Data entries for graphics
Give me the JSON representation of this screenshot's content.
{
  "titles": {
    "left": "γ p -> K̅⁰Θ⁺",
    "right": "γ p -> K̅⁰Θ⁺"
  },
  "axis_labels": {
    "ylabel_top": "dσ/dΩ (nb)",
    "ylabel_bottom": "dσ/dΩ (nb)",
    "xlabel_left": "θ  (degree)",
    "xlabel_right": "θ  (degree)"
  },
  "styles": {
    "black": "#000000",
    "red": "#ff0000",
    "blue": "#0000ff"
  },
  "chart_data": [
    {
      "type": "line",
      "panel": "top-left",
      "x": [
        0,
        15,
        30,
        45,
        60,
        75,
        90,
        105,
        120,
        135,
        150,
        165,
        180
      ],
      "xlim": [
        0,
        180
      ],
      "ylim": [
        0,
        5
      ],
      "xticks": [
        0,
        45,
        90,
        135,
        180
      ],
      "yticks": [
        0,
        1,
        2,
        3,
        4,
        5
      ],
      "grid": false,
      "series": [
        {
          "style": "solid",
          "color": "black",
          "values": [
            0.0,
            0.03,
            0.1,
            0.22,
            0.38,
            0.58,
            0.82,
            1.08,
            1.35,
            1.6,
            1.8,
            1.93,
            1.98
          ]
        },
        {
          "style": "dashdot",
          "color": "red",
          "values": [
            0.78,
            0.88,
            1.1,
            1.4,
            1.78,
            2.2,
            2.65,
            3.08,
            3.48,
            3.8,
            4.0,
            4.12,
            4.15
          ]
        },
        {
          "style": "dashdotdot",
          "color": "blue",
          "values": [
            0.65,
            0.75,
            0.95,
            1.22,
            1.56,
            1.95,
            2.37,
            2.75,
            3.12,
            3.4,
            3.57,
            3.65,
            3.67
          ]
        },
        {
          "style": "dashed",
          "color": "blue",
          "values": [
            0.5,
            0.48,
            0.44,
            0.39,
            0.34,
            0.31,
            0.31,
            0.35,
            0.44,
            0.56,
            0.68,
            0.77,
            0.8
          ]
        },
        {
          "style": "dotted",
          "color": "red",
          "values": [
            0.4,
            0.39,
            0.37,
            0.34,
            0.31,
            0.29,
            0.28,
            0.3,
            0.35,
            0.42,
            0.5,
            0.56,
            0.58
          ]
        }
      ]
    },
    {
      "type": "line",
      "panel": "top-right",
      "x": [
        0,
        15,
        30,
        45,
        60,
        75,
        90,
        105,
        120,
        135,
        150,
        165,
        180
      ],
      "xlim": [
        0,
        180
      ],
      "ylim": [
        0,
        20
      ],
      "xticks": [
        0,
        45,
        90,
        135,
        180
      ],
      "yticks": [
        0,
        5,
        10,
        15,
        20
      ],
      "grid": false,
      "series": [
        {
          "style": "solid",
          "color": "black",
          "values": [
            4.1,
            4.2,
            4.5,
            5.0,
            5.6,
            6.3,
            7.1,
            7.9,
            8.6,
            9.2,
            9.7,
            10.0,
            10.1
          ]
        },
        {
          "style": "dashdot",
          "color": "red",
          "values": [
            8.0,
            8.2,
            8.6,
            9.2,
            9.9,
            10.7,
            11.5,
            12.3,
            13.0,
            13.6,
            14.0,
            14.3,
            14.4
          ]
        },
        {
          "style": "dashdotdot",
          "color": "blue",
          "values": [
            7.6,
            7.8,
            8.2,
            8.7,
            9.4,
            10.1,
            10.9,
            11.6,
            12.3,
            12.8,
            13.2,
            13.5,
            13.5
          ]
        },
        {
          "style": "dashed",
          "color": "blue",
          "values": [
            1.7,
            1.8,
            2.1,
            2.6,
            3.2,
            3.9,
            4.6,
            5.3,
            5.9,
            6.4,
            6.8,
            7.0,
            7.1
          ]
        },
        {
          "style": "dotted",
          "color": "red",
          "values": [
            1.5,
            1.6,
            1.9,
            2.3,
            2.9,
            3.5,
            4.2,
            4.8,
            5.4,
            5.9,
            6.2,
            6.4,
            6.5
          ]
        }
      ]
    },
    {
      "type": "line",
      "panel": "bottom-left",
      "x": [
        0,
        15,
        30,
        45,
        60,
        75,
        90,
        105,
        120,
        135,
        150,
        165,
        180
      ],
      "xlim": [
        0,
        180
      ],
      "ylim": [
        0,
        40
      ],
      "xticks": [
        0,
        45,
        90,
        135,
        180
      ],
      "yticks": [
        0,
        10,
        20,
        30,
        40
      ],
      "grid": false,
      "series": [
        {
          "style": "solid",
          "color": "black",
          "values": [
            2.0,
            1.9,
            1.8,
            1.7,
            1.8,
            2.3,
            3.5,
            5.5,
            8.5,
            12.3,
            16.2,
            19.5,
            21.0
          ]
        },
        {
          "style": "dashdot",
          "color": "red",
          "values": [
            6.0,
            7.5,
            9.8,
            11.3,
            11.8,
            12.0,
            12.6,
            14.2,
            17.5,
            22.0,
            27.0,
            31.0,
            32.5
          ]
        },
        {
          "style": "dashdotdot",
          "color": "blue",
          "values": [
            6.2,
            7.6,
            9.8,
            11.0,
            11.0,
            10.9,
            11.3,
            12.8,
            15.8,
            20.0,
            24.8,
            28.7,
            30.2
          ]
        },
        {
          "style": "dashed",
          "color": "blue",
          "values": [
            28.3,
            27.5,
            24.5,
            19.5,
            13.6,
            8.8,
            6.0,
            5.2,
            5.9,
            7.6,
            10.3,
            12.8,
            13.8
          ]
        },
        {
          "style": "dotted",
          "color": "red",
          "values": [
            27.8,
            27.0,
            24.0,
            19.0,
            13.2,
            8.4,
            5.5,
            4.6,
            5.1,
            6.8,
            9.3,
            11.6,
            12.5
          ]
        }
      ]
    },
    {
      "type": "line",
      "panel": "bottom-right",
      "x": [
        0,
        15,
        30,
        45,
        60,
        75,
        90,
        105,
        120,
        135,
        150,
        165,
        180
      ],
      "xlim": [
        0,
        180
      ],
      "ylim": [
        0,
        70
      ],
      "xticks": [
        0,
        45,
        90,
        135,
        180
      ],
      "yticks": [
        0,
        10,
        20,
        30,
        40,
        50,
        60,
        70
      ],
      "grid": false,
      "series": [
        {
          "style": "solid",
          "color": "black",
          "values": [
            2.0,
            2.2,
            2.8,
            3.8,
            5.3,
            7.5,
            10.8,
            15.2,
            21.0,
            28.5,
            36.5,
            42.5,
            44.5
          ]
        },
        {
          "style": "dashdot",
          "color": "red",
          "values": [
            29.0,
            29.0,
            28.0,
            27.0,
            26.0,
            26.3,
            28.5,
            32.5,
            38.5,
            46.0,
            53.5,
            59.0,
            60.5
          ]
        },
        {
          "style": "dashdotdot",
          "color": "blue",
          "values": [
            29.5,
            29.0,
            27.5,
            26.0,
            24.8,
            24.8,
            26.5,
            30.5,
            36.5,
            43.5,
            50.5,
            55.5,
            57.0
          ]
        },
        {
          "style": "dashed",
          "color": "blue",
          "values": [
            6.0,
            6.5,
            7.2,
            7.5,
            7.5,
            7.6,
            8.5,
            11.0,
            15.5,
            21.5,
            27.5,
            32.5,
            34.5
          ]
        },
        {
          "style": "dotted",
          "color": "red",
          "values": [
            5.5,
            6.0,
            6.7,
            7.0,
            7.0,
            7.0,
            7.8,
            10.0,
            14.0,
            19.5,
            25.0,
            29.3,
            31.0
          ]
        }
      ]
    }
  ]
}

To do: Take the entries above and transcribe them in full.

Exercise solution:
Give me the JSON representation of this screenshot's content.
{
  "titles": {
    "left": "γ p -> K̅⁰Θ⁺",
    "right": "γ p -> K̅⁰Θ⁺"
  },
  "axis_labels": {
    "ylabel_top": "dσ/dΩ (nb)",
    "ylabel_bottom": "dσ/dΩ (nb)",
    "xlabel_left": "θ  (degree)",
    "xlabel_right": "θ  (degree)"
  },
  "styles": {
    "black": "#000000",
    "red": "#ff0000",
    "blue": "#0000ff"
  },
  "chart_data": [
    {
      "type": "line",
      "panel": "top-left",
      "x": [
        0,
        15,
        30,
        45,
        60,
        75,
        90,
        105,
        120,
        135,
        150,
        165,
        180
      ],
      "xlim": [
        0,
        180
      ],
      "ylim": [
        0,
        5
      ],
      "xticks": [
        0,
        45,
        90,
        135,
        180
      ],
      "yticks": [
        0,
        1,
        2,
        3,
        4,
        5
      ],
      "grid": false,
      "series": [
        {
          "style": "solid",
          "color": "black",
          "values": [
            0.0,
            0.03,
            0.1,
            0.22,
            0.38,
            0.58,
            0.82,
            1.08,
            1.35,
            1.6,
            1.8,
            1.93,
            1.98
          ]
        },
        {
          "style": "dashdot",
          "color": "red",
          "values": [
            0.78,
            0.88,
            1.1,
            1.4,
            1.78,
            2.2,
            2.65,
            3.08,
            3.48,
            3.8,
            4.0,
            4.12,
            4.15
          ]
        },
        {
          "style": "dashdotdot",
          "color": "blue",
          "values": [
            0.65,
            0.75,
            0.95,
            1.22,
            1.56,
            1.95,
            2.37,
            2.75,
            3.12,
            3.4,
            3.57,
            3.65,
            3.67
          ]
        },
        {
          "style": "dashed",
          "color": "blue",
          "values": [
            0.5,
            0.48,
            0.44,
            0.39,
            0.34,
            0.31,
            0.31,
            0.35,
            0.44,
            0.56,
            0.68,
            0.77,
            0.8
          ]
        },
        {
          "style": "dotted",
          "color": "red",
          "values": [
            0.4,
            0.39,
            0.37,
            0.34,
            0.31,
            0.29,
            0.28,
            0.3,
            0.35,
            0.42,
            0.5,
            0.56,
            0.58
          ]
        }
      ]
    },
    {
      "type": "line",
      "panel": "top-right",
      "x": [
        0,
        15,
        30,
        45,
        60,
        75,
        90,
        105,
        120,
        135,
        150,
        165,
        180
      ],
      "xlim": [
        0,
        180
      ],
      "ylim": [
        0,
        20
      ],
      "xticks": [
        0,
        45,
        90,
        135,
        180
      ],
      "yticks": [
        0,
        5,
        10,
        15,
        20
      ],
      "grid": false,
      "series": [
        {
          "style": "solid",
          "color": "black",
          "values": [
            4.1,
            4.2,
            4.5,
            5.0,
            5.6,
            6.3,
            7.1,
            7.9,
            8.6,
            9.2,
            9.7,
            10.0,
            10.1
          ]
        },
        {
          "style": "dashdot",
          "color": "red",
          "values": [
            8.0,
            8.2,
            8.6,
            9.2,
            9.9,
            10.7,
            11.5,
            12.3,
            13.0,
            13.6,
            14.0,
            14.3,
            14.4
          ]
        },
        {
          "style": "dashdotdot",
          "color": "blue",
          "values": [
            7.6,
            7.8,
            8.2,
            8.7,
            9.4,
            10.1,
            10.9,
            11.6,
            12.3,
            12.8,
            13.2,
            13.5,
            13.5
          ]
        },
        {
          "style": "dashed",
          "color": "blue",
          "values": [
            1.7,
            1.8,
            2.1,
            2.6,
            3.2,
            3.9,
            4.6,
            5.3,
            5.9,
            6.4,
            6.8,
            7.0,
            7.1
          ]
        },
        {
          "style": "dotted",
          "color": "red",
          "values": [
            1.5,
            1.6,
            1.9,
            2.3,
            2.9,
            3.5,
            4.2,
            4.8,
            5.4,
            5.9,
            6.2,
            6.4,
            6.5
          ]
        }
      ]
    },
    {
      "type": "line",
      "panel": "bottom-left",
      "x": [
        0,
        15,
        30,
        45,
        60,
        75,
        90,
        105,
        120,
        135,
        150,
        165,
        180
      ],
      "xlim": [
        0,
        180
      ],
      "ylim": [
        0,
        40
      ],
      "xticks": [
        0,
        45,
        90,
        135,
        180
      ],
      "yticks": [
        0,
        10,
        20,
        30,
        40
      ],
      "grid": false,
      "series": [
        {
          "style": "solid",
          "color": "black",
          "values": [
            2.0,
            1.9,
            1.8,
            1.7,
            1.8,
            2.3,
            3.5,
            5.5,
            8.5,
            12.3,
            16.2,
            19.5,
            21.0
          ]
        },
        {
          "style": "dashdot",
          "color": "red",
          "values": [
            6.0,
            7.5,
            9.8,
            11.3,
            11.8,
            12.0,
            12.6,
            14.2,
            17.5,
            22.0,
            27.0,
            31.0,
            32.5
          ]
        },
        {
          "style": "dashdotdot",
          "color": "blue",
          "values": [
            6.2,
            7.6,
            9.8,
            11.0,
            11.0,
            10.9,
            11.3,
            12.8,
            15.8,
            20.0,
            24.8,
            28.7,
            30.2
          ]
        },
        {
          "style": "dashed",
          "color": "blue",
          "values": [
            28.3,
            27.5,
            24.5,
            19.5,
            13.6,
            8.8,
            6.0,
            5.2,
            5.9,
            7.6,
            10.3,
            12.8,
            13.8
          ]
        },
        {
          "style": "dotted",
          "color": "red",
          "values": [
            27.8,
            27.0,
            24.0,
            19.0,
            13.2,
            8.4,
            5.5,
            4.6,
            5.1,
            6.8,
            9.3,
            11.6,
            12.5
          ]
        }
      ]
    },
    {
      "type": "line",
      "panel": "bottom-right",
      "x": [
        0,
        15,
        30,
        45,
        60,
        75,
        90,
        105,
        120,
        135,
        150,
        165,
        180
      ],
      "xlim": [
        0,
        180
      ],
      "ylim": [
        0,
        70
      ],
      "xticks": [
        0,
        45,
        90,
        135,
        180
      ],
      "yticks": [
        0,
        10,
        20,
        30,
        40,
        50,
        60,
        70
      ],
      "grid": false,
      "series": [
        {
          "style": "solid",
          "color": "black",
          "values": [
            2.0,
            2.2,
            2.8,
            3.8,
            5.3,
            7.5,
            10.8,
            15.2,
            21.0,
            28.5,
            36.5,
            42.5,
            44.5
          ]
        },
        {
          "style": "dashdot",
          "color": "red",
          "values": [
            29.0,
            29.0,
            28.0,
            27.0,
            26.0,
            26.3,
            28.5,
            32.5,
            38.5,
            46.0,
            53.5,
            59.0,
            60.5
          ]
        },
        {
          "style": "dashdotdot",
          "color": "blue",
          "values": [
            29.5,
            29.0,
            27.5,
            26.0,
            24.8,
            24.8,
            26.5,
            30.5,
            36.5,
            43.5,
            50.5,
            55.5,
            57.0
          ]
        },
        {
          "style": "dashed",
          "color": "blue",
          "values": [
            6.0,
            6.5,
            7.2,
            7.5,
            7.5,
            7.6,
            8.5,
            11.0,
            15.5,
            21.5,
            27.5,
            32.5,
            34.5
          ]
        },
        {
          "style": "dotted",
          "color": "red",
          "values": [
            5.5,
            6.0,
            6.7,
            7.0,
            7.0,
            7.0,
            7.8,
            10.0,
            14.0,
            19.5,
            25.0,
            29.3,
            31.0
          ]
        }
      ]
    }
  ]
}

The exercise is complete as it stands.